Exercise prompt.
Copy every line below verbatim, character for character.

Layout annotation data.
—————

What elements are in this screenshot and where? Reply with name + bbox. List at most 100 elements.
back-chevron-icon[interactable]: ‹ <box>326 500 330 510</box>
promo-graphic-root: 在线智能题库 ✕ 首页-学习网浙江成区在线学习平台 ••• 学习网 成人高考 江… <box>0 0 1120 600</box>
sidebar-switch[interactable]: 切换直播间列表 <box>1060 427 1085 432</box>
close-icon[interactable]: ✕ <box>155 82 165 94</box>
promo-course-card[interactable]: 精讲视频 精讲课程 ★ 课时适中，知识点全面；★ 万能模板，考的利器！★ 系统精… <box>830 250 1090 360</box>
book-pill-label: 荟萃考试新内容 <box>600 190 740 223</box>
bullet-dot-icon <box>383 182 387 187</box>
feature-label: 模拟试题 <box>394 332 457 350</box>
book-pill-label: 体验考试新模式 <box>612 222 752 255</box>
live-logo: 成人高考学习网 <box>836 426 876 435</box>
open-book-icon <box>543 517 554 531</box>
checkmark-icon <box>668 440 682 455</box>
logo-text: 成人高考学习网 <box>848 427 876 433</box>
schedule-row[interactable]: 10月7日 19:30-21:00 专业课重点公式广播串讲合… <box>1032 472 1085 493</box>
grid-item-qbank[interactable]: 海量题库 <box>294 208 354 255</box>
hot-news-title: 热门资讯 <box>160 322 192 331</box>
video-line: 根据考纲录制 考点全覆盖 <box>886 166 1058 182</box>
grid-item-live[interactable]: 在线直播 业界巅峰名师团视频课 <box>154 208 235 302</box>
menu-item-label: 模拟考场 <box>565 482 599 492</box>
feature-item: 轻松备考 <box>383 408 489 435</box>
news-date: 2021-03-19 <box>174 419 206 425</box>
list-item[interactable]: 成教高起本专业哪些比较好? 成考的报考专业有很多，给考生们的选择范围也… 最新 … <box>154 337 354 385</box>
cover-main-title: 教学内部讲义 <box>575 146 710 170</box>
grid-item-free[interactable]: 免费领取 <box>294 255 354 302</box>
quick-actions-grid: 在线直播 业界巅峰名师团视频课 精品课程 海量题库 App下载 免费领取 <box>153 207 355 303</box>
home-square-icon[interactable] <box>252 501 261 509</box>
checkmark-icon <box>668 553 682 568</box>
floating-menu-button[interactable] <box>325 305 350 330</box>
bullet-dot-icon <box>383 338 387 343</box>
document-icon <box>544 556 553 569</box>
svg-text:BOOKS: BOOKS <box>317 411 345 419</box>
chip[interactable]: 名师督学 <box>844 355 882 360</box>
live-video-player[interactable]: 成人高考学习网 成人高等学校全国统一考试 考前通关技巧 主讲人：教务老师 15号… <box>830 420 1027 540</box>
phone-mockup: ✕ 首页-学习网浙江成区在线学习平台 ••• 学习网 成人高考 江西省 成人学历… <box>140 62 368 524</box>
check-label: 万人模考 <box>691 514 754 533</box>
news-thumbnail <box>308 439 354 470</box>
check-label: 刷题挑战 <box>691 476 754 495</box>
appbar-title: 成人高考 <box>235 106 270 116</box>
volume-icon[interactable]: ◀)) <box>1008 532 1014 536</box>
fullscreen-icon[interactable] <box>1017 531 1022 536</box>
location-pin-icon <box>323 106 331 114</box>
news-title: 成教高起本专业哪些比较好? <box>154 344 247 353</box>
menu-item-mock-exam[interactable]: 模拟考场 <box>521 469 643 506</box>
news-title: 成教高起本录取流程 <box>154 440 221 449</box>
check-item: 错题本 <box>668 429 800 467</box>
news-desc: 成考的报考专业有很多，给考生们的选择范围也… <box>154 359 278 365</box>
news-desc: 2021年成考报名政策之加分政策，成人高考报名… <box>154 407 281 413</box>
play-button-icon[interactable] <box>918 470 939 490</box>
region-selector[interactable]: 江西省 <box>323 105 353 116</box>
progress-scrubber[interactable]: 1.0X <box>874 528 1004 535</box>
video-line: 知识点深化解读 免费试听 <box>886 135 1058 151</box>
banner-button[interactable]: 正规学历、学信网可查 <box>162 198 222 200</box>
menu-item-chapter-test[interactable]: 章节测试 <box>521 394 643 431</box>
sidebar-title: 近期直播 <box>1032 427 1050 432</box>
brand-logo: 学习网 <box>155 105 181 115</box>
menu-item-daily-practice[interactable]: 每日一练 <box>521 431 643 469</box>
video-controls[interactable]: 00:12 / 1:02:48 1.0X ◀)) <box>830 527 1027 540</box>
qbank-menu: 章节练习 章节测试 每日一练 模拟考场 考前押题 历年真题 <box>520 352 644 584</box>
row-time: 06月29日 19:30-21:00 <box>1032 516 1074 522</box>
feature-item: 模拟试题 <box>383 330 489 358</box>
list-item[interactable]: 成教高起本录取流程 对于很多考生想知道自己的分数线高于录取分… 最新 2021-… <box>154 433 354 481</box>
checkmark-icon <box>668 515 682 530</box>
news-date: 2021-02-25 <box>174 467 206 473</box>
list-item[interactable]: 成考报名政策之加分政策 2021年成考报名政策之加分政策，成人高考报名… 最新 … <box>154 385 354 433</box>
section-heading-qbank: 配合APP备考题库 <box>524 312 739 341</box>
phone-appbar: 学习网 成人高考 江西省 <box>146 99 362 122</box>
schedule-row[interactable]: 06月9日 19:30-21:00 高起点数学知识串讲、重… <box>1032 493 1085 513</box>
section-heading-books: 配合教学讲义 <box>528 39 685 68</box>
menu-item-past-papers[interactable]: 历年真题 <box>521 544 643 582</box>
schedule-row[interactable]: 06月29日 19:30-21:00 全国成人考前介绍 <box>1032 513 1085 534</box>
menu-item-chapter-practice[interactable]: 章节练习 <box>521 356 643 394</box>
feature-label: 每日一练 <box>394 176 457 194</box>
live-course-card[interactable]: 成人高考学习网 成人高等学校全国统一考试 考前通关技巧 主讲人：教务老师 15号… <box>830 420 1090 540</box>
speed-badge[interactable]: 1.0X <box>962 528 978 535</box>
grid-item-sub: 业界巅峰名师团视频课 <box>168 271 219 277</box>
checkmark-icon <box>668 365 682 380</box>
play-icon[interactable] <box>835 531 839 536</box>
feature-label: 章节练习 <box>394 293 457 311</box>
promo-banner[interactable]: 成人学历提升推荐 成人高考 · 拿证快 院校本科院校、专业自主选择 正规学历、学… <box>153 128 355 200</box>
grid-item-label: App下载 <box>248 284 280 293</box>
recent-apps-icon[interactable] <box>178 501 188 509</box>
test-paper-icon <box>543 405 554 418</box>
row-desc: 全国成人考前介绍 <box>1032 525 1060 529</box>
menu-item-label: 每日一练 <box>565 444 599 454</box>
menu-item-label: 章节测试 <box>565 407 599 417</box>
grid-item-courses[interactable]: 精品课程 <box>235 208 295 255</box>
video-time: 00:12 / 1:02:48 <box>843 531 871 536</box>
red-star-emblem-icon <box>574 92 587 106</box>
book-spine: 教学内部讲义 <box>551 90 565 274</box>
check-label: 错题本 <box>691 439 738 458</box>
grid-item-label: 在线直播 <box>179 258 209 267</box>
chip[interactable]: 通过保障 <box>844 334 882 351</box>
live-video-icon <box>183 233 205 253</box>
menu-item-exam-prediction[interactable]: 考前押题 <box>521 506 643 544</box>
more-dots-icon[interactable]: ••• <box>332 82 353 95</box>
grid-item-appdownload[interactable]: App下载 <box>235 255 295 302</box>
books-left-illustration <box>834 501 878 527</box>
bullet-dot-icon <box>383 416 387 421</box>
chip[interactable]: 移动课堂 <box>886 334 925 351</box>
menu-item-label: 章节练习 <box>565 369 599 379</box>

—————

Solution to the problem.
What elements are in this screenshot and where? Reply with name + bbox. List at most 100 elements.
back-chevron-icon[interactable]: ‹ <box>326 500 330 510</box>
promo-graphic-root: 在线智能题库 ✕ 首页-学习网浙江成区在线学习平台 ••• 学习网 成人高考 江… <box>0 0 1120 600</box>
sidebar-switch[interactable]: 切换直播间列表 <box>1060 427 1085 432</box>
close-icon[interactable]: ✕ <box>155 82 165 94</box>
promo-course-card[interactable]: 精讲视频 精讲课程 ★ 课时适中，知识点全面；★ 万能模板，考的利器！★ 系统精… <box>830 250 1090 360</box>
book-pill-label: 荟萃考试新内容 <box>600 190 740 223</box>
bullet-dot-icon <box>383 182 387 187</box>
feature-label: 模拟试题 <box>394 332 457 350</box>
book-pill-label: 体验考试新模式 <box>612 222 752 255</box>
live-logo: 成人高考学习网 <box>836 426 876 435</box>
open-book-icon <box>543 517 554 531</box>
checkmark-icon <box>668 440 682 455</box>
logo-text: 成人高考学习网 <box>848 427 876 433</box>
schedule-row[interactable]: 10月7日 19:30-21:00 专业课重点公式广播串讲合… <box>1032 472 1085 493</box>
grid-item-qbank[interactable]: 海量题库 <box>294 208 354 255</box>
hot-news-title: 热门资讯 <box>160 322 192 331</box>
video-line: 根据考纲录制 考点全覆盖 <box>886 166 1058 182</box>
grid-item-live[interactable]: 在线直播 业界巅峰名师团视频课 <box>154 208 235 302</box>
menu-item-label: 模拟考场 <box>565 482 599 492</box>
feature-item: 轻松备考 <box>383 408 489 435</box>
news-date: 2021-03-19 <box>174 419 206 425</box>
list-item[interactable]: 成教高起本专业哪些比较好? 成考的报考专业有很多，给考生们的选择范围也… 最新 … <box>154 337 354 385</box>
cover-main-title: 教学内部讲义 <box>575 146 710 170</box>
grid-item-free[interactable]: 免费领取 <box>294 255 354 302</box>
quick-actions-grid: 在线直播 业界巅峰名师团视频课 精品课程 海量题库 App下载 免费领取 <box>153 207 355 303</box>
home-square-icon[interactable] <box>252 501 261 509</box>
checkmark-icon <box>668 553 682 568</box>
floating-menu-button[interactable] <box>325 305 350 330</box>
bullet-dot-icon <box>383 338 387 343</box>
document-icon <box>544 556 553 569</box>
svg-text:BOOKS: BOOKS <box>317 411 345 419</box>
chip[interactable]: 名师督学 <box>844 355 882 360</box>
live-video-player[interactable]: 成人高考学习网 成人高等学校全国统一考试 考前通关技巧 主讲人：教务老师 15号… <box>830 420 1027 540</box>
phone-mockup: ✕ 首页-学习网浙江成区在线学习平台 ••• 学习网 成人高考 江西省 成人学历… <box>140 62 368 524</box>
check-label: 万人模考 <box>691 514 754 533</box>
news-thumbnail <box>308 439 354 470</box>
check-label: 刷题挑战 <box>691 476 754 495</box>
appbar-title: 成人高考 <box>235 106 270 116</box>
volume-icon[interactable]: ◀)) <box>1008 532 1014 536</box>
fullscreen-icon[interactable] <box>1017 531 1022 536</box>
location-pin-icon <box>323 106 331 114</box>
news-title: 成教高起本专业哪些比较好? <box>154 344 247 353</box>
menu-item-mock-exam[interactable]: 模拟考场 <box>521 469 643 506</box>
news-title: 成教高起本录取流程 <box>154 440 221 449</box>
check-item: 错题本 <box>668 429 800 467</box>
news-desc: 成考的报考专业有很多，给考生们的选择范围也… <box>154 359 278 365</box>
news-desc: 2021年成考报名政策之加分政策，成人高考报名… <box>154 407 281 413</box>
play-button-icon[interactable] <box>918 470 939 490</box>
region-selector[interactable]: 江西省 <box>323 105 353 116</box>
progress-scrubber[interactable]: 1.0X <box>874 528 1004 535</box>
video-line: 知识点深化解读 免费试听 <box>886 135 1058 151</box>
banner-button[interactable]: 正规学历、学信网可查 <box>162 198 222 200</box>
menu-item-chapter-test[interactable]: 章节测试 <box>521 394 643 431</box>
sidebar-title: 近期直播 <box>1032 427 1050 432</box>
brand-logo: 学习网 <box>155 105 181 115</box>
menu-item-daily-practice[interactable]: 每日一练 <box>521 431 643 469</box>
video-controls[interactable]: 00:12 / 1:02:48 1.0X ◀)) <box>830 527 1027 540</box>
qbank-menu: 章节练习 章节测试 每日一练 模拟考场 考前押题 历年真题 <box>520 352 644 584</box>
row-time: 06月29日 19:30-21:00 <box>1032 516 1074 522</box>
feature-item: 模拟试题 <box>383 330 489 358</box>
list-item[interactable]: 成教高起本录取流程 对于很多考生想知道自己的分数线高于录取分… 最新 2021-… <box>154 433 354 481</box>
checkmark-icon <box>668 515 682 530</box>
news-date: 2021-02-25 <box>174 467 206 473</box>
list-item[interactable]: 成考报名政策之加分政策 2021年成考报名政策之加分政策，成人高考报名… 最新 … <box>154 385 354 433</box>
section-heading-qbank: 配合APP备考题库 <box>524 312 739 341</box>
phone-appbar: 学习网 成人高考 江西省 <box>146 99 362 122</box>
schedule-row[interactable]: 06月9日 19:30-21:00 高起点数学知识串讲、重… <box>1032 493 1085 513</box>
section-heading-books: 配合教学讲义 <box>528 39 685 68</box>
menu-item-past-papers[interactable]: 历年真题 <box>521 544 643 582</box>
schedule-row[interactable]: 06月29日 19:30-21:00 全国成人考前介绍 <box>1032 513 1085 534</box>
menu-item-chapter-practice[interactable]: 章节练习 <box>521 356 643 394</box>
feature-label: 每日一练 <box>394 176 457 194</box>
live-course-card[interactable]: 成人高考学习网 成人高等学校全国统一考试 考前通关技巧 主讲人：教务老师 15号… <box>830 420 1090 540</box>
speed-badge[interactable]: 1.0X <box>962 528 978 535</box>
grid-item-sub: 业界巅峰名师团视频课 <box>168 271 219 277</box>
checkmark-icon <box>668 365 682 380</box>
play-icon[interactable] <box>835 531 839 536</box>
feature-label: 章节练习 <box>394 293 457 311</box>
promo-banner[interactable]: 成人学历提升推荐 成人高考 · 拿证快 院校本科院校、专业自主选择 正规学历、学… <box>153 128 355 200</box>
grid-item-label: App下载 <box>248 284 280 293</box>
recent-apps-icon[interactable] <box>178 501 188 509</box>
test-paper-icon <box>543 405 554 418</box>
row-desc: 全国成人考前介绍 <box>1032 525 1060 529</box>
menu-item-label: 每日一练 <box>565 444 599 454</box>
menu-item-label: 章节测试 <box>565 407 599 417</box>
grid-item-courses[interactable]: 精品课程 <box>235 208 295 255</box>
video-time: 00:12 / 1:02:48 <box>843 531 871 536</box>
red-star-emblem-icon <box>574 92 587 106</box>
book-spine: 教学内部讲义 <box>551 90 565 274</box>
check-label: 错题本 <box>691 439 738 458</box>
grid-item-label: 在线直播 <box>179 258 209 267</box>
chip[interactable]: 通过保障 <box>844 334 882 351</box>
live-video-icon <box>183 233 205 253</box>
menu-item-exam-prediction[interactable]: 考前押题 <box>521 506 643 544</box>
more-dots-icon[interactable]: ••• <box>332 82 353 95</box>
grid-item-appdownload[interactable]: App下载 <box>235 255 295 302</box>
books-left-illustration <box>834 501 878 527</box>
bullet-dot-icon <box>383 416 387 421</box>
chip[interactable]: 移动课堂 <box>886 334 925 351</box>
menu-item-label: 章节练习 <box>565 369 599 379</box>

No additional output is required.